• PROBLEM TO SOLVE: Which lines hold the string "this"? Copy every one of them.

Records
## start

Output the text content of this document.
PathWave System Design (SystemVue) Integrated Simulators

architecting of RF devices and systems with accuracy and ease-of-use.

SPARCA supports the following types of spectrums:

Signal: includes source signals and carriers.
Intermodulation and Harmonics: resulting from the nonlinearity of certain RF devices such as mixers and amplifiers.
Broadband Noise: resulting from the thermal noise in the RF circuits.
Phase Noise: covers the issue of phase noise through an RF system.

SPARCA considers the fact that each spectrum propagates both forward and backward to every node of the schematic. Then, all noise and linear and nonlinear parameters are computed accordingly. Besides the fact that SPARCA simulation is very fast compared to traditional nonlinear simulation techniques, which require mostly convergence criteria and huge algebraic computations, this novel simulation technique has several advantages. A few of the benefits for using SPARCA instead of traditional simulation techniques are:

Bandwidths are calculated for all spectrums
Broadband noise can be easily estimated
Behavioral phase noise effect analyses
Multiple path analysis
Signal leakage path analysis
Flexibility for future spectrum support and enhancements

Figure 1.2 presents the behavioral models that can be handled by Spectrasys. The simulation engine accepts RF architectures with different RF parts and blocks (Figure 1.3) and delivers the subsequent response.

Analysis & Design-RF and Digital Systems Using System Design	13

## end

• RESPONSE:
Output the text content of this document.
SPARCA considers the fact that each spectrum propagates both forward and backward to every node of the schematic. Then, all noise and linear and nonlinear parameters are computed accordingly. Besides the fact that SPARCA simulation is very fast compared to traditional nonlinear simulation techniques, which require mostly convergence criteria and huge algebraic computations, this novel simulation technique has several advantages. A few of the benefits for using SPARCA instead of traditional simulation techniques are:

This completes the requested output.